Stated task
Copy each entry as it stands, leaving nothing out.

Records for the exercise
==================================================

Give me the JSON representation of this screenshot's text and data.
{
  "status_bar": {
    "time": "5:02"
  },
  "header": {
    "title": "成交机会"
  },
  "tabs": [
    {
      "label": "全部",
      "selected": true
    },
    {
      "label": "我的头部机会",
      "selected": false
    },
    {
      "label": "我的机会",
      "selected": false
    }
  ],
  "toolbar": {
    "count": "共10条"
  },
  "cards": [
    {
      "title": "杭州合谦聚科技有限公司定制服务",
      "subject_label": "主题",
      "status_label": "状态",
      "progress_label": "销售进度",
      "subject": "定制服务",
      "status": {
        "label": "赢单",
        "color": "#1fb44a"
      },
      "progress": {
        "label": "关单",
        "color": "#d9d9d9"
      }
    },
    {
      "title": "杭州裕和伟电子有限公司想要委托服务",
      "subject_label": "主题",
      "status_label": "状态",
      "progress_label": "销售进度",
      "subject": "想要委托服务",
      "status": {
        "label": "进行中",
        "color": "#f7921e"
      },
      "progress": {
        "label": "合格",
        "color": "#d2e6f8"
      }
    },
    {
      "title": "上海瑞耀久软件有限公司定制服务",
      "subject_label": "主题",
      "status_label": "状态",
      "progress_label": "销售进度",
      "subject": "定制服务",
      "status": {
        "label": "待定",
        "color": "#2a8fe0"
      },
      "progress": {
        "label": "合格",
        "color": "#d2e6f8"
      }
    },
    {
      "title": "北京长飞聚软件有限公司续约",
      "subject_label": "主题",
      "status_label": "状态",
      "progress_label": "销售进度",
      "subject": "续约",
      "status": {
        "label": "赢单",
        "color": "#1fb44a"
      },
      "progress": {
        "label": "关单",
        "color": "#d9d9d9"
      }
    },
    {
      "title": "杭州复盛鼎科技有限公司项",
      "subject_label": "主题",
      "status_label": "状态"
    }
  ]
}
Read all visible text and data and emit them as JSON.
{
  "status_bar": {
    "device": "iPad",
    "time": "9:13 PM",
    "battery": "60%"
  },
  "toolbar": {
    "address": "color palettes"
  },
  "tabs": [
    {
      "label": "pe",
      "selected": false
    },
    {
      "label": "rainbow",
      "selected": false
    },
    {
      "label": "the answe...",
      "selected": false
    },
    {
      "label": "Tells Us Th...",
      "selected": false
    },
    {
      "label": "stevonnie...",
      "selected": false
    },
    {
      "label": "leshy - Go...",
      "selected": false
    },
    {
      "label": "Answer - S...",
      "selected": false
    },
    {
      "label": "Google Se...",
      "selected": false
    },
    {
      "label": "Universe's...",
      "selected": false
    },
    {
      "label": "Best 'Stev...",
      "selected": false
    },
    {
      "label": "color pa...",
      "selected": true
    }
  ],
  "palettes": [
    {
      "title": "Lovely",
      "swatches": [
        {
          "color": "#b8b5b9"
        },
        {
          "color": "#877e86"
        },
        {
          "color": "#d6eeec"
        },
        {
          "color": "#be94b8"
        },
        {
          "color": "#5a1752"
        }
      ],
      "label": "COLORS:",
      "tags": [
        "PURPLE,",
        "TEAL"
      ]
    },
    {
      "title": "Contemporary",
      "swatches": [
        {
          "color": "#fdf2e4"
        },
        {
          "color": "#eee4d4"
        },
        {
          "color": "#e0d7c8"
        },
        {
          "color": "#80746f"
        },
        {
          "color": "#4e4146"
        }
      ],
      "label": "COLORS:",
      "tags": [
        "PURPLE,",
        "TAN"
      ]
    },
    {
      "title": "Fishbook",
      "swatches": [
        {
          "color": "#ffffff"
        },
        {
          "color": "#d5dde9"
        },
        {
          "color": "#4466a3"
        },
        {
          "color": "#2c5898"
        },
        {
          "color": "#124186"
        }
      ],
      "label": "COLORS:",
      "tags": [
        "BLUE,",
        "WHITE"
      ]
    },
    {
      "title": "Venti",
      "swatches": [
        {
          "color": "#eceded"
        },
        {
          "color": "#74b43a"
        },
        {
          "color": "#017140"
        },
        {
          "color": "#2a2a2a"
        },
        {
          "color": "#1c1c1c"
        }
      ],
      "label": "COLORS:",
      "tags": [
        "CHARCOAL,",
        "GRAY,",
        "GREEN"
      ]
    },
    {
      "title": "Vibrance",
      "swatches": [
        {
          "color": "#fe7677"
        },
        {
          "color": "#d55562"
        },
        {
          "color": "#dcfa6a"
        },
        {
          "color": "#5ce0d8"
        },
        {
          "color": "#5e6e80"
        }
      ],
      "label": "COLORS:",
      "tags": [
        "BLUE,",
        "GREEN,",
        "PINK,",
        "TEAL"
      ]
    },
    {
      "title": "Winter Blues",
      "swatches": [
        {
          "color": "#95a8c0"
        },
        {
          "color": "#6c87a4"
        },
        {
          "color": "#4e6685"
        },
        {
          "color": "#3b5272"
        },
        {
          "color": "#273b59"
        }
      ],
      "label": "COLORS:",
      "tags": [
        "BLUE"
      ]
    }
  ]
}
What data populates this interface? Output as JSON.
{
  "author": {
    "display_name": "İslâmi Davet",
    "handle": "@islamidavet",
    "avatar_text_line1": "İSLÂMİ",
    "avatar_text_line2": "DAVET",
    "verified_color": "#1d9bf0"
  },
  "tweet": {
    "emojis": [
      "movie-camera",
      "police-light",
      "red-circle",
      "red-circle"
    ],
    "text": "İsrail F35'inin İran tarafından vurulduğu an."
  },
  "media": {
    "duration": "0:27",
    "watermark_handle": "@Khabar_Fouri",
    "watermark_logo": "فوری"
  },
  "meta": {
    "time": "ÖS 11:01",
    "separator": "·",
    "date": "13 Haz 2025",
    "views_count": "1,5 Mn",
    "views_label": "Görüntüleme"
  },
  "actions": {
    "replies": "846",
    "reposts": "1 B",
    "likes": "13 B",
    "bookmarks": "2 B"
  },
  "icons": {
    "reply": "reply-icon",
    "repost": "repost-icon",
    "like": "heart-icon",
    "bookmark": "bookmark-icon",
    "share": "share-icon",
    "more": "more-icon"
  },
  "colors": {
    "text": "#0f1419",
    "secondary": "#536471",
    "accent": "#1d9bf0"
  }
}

==================================================

Response to this task
Give me the JSON representation of this screenshot's text and data.
{
  "status_bar": {
    "time": "5:02"
  },
  "header": {
    "title": "成交机会"
  },
  "tabs": [
    {
      "label": "全部",
      "selected": true
    },
    {
      "label": "我的头部机会",
      "selected": false
    },
    {
      "label": "我的机会",
      "selected": false
    }
  ],
  "toolbar": {
    "count": "共10条"
  },
  "cards": [
    {
      "title": "杭州合谦聚科技有限公司定制服务",
      "subject_label": "主题",
      "status_label": "状态",
      "progress_label": "销售进度",
      "subject": "定制服务",
      "status": {
        "label": "赢单",
        "color": "#1fb44a"
      },
      "progress": {
        "label": "关单",
        "color": "#d9d9d9"
      }
    },
    {
      "title": "杭州裕和伟电子有限公司想要委托服务",
      "subject_label": "主题",
      "status_label": "状态",
      "progress_label": "销售进度",
      "subject": "想要委托服务",
      "status": {
        "label": "进行中",
        "color": "#f7921e"
      },
      "progress": {
        "label": "合格",
        "color": "#d2e6f8"
      }
    },
    {
      "title": "上海瑞耀久软件有限公司定制服务",
      "subject_label": "主题",
      "status_label": "状态",
      "progress_label": "销售进度",
      "subject": "定制服务",
      "status": {
        "label": "待定",
        "color": "#2a8fe0"
      },
      "progress": {
        "label": "合格",
        "color": "#d2e6f8"
      }
    },
    {
      "title": "北京长飞聚软件有限公司续约",
      "subject_label": "主题",
      "status_label": "状态",
      "progress_label": "销售进度",
      "subject": "续约",
      "status": {
        "label": "赢单",
        "color": "#1fb44a"
      },
      "progress": {
        "label": "关单",
        "color": "#d9d9d9"
      }
    },
    {
      "title": "杭州复盛鼎科技有限公司项",
      "subject_label": "主题",
      "status_label": "状态"
    }
  ]
}
Read all visible text and data and emit them as JSON.
{
  "status_bar": {
    "device": "iPad",
    "time": "9:13 PM",
    "battery": "60%"
  },
  "toolbar": {
    "address": "color palettes"
  },
  "tabs": [
    {
      "label": "pe",
      "selected": false
    },
    {
      "label": "rainbow",
      "selected": false
    },
    {
      "label": "the answe...",
      "selected": false
    },
    {
      "label": "Tells Us Th...",
      "selected": false
    },
    {
      "label": "stevonnie...",
      "selected": false
    },
    {
      "label": "leshy - Go...",
      "selected": false
    },
    {
      "label": "Answer - S...",
      "selected": false
    },
    {
      "label": "Google Se...",
      "selected": false
    },
    {
      "label": "Universe's...",
      "selected": false
    },
    {
      "label": "Best 'Stev...",
      "selected": false
    },
    {
      "label": "color pa...",
      "selected": true
    }
  ],
  "palettes": [
    {
      "title": "Lovely",
      "swatches": [
        {
          "color": "#b8b5b9"
        },
        {
          "color": "#877e86"
        },
        {
          "color": "#d6eeec"
        },
        {
          "color": "#be94b8"
        },
        {
          "color": "#5a1752"
        }
      ],
      "label": "COLORS:",
      "tags": [
        "PURPLE,",
        "TEAL"
      ]
    },
    {
      "title": "Contemporary",
      "swatches": [
        {
          "color": "#fdf2e4"
        },
        {
          "color": "#eee4d4"
        },
        {
          "color": "#e0d7c8"
        },
        {
          "color": "#80746f"
        },
        {
          "color": "#4e4146"
        }
      ],
      "label": "COLORS:",
      "tags": [
        "PURPLE,",
        "TAN"
      ]
    },
    {
      "title": "Fishbook",
      "swatches": [
        {
          "color": "#ffffff"
        },
        {
          "color": "#d5dde9"
        },
        {
          "color": "#4466a3"
        },
        {
          "color": "#2c5898"
        },
        {
          "color": "#124186"
        }
      ],
      "label": "COLORS:",
      "tags": [
        "BLUE,",
        "WHITE"
      ]
    },
    {
      "title": "Venti",
      "swatches": [
        {
          "color": "#eceded"
        },
        {
          "color": "#74b43a"
        },
        {
          "color": "#017140"
        },
        {
          "color": "#2a2a2a"
        },
        {
          "color": "#1c1c1c"
        }
      ],
      "label": "COLORS:",
      "tags": [
        "CHARCOAL,",
        "GRAY,",
        "GREEN"
      ]
    },
    {
      "title": "Vibrance",
      "swatches": [
        {
          "color": "#fe7677"
        },
        {
          "color": "#d55562"
        },
        {
          "color": "#dcfa6a"
        },
        {
          "color": "#5ce0d8"
        },
        {
          "color": "#5e6e80"
        }
      ],
      "label": "COLORS:",
      "tags": [
        "BLUE,",
        "GREEN,",
        "PINK,",
        "TEAL"
      ]
    },
    {
      "title": "Winter Blues",
      "swatches": [
        {
          "color": "#95a8c0"
        },
        {
          "color": "#6c87a4"
        },
        {
          "color": "#4e6685"
        },
        {
          "color": "#3b5272"
        },
        {
          "color": "#273b59"
        }
      ],
      "label": "COLORS:",
      "tags": [
        "BLUE"
      ]
    }
  ]
}
What data populates this interface? Output as JSON.
{
  "author": {
    "display_name": "İslâmi Davet",
    "handle": "@islamidavet",
    "avatar_text_line1": "İSLÂMİ",
    "avatar_text_line2": "DAVET",
    "verified_color": "#1d9bf0"
  },
  "tweet": {
    "emojis": [
      "movie-camera",
      "police-light",
      "red-circle",
      "red-circle"
    ],
    "text": "İsrail F35'inin İran tarafından vurulduğu an."
  },
  "media": {
    "duration": "0:27",
    "watermark_handle": "@Khabar_Fouri",
    "watermark_logo": "فوری"
  },
  "meta": {
    "time": "ÖS 11:01",
    "separator": "·",
    "date": "13 Haz 2025",
    "views_count": "1,5 Mn",
    "views_label": "Görüntüleme"
  },
  "actions": {
    "replies": "846",
    "reposts": "1 B",
    "likes": "13 B",
    "bookmarks": "2 B"
  },
  "icons": {
    "reply": "reply-icon",
    "repost": "repost-icon",
    "like": "heart-icon",
    "bookmark": "bookmark-icon",
    "share": "share-icon",
    "more": "more-icon"
  },
  "colors": {
    "text": "#0f1419",
    "secondary": "#536471",
    "accent": "#1d9bf0"
  }
}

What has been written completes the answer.